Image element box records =
+++

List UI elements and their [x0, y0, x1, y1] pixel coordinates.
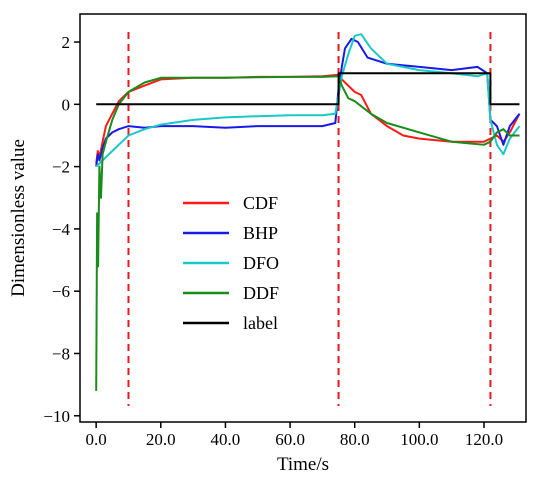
series-line-dfo	[95, 33, 521, 168]
x-tick-label: 100.0	[400, 430, 438, 449]
y-tick-label: −2	[52, 158, 70, 177]
y-tick-label: −4	[52, 220, 71, 239]
x-tick-label: 80.0	[340, 430, 370, 449]
y-tick-label: 0	[62, 95, 71, 114]
legend-label-bhp: BHP	[243, 223, 278, 243]
x-tick-label: 120.0	[465, 430, 503, 449]
x-axis: 0.0 20.0 40.0 60.0 80.0 100.0 120.0	[86, 422, 503, 449]
legend-label-cdf: CDF	[243, 193, 278, 213]
y-tick-label: −10	[43, 407, 70, 426]
y-tick-label: 2	[62, 33, 71, 52]
series-line-bhp	[95, 37, 521, 167]
y-axis-label: Dimensionless value	[8, 139, 29, 297]
x-tick-label: 0.0	[86, 430, 107, 449]
series-line-cdf	[95, 73, 521, 164]
y-tick-label: −8	[52, 344, 70, 363]
x-tick-label: 60.0	[275, 430, 305, 449]
x-tick-label: 20.0	[146, 430, 176, 449]
y-axis: 2 0 −2 −4 −6 −8 −10	[43, 33, 80, 426]
legend-label-ddf: DDF	[243, 283, 279, 303]
plot-frame	[79, 13, 527, 423]
x-axis-label: Time/s	[277, 454, 329, 475]
vertical-markers	[127, 32, 492, 406]
series-line-label	[96, 72, 520, 106]
x-tick-label: 40.0	[211, 430, 241, 449]
series-layer	[95, 33, 521, 391]
series-line-ddf	[95, 75, 520, 391]
y-tick-label: −6	[52, 282, 70, 301]
legend: CDF BHP DFO DDF label	[183, 193, 279, 333]
legend-label-label: label	[243, 313, 278, 333]
legend-label-dfo: DFO	[243, 253, 279, 273]
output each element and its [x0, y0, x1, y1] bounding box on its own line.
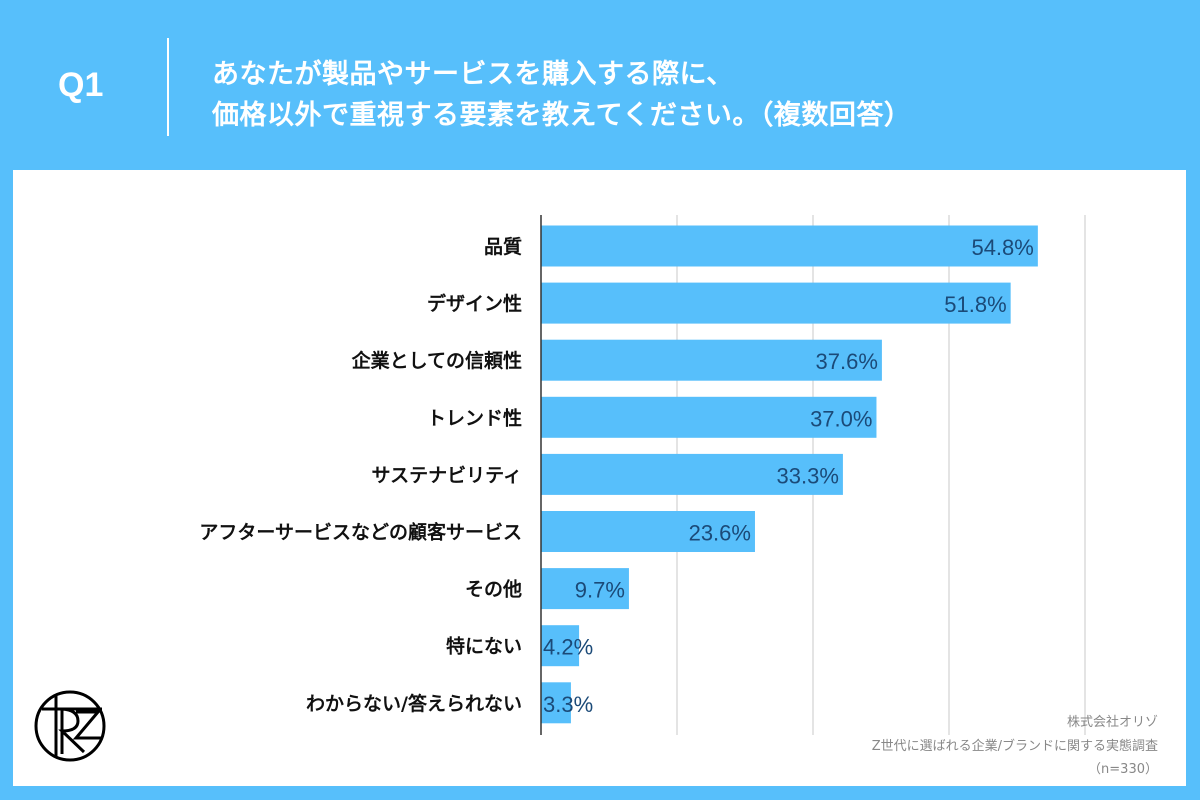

+++

Set problem =
Copy out, unchanged, the lines of the material from the one containing "33, 521, 168]" through the one containing "193, 278, 213]", with both of those lines included.

Problem solution =
series-line-dfo	[95, 33, 521, 168]
x-tick-label: 100.0	[400, 430, 438, 449]
y-tick-label: −2	[52, 158, 70, 177]
y-tick-label: −4	[52, 220, 71, 239]
x-tick-label: 80.0	[340, 430, 370, 449]
y-tick-label: 0	[62, 95, 71, 114]
legend-label-bhp: BHP	[243, 223, 278, 243]
x-tick-label: 120.0	[465, 430, 503, 449]
x-axis: 0.0 20.0 40.0 60.0 80.0 100.0 120.0	[86, 422, 503, 449]
legend-label-cdf: CDF	[243, 193, 278, 213]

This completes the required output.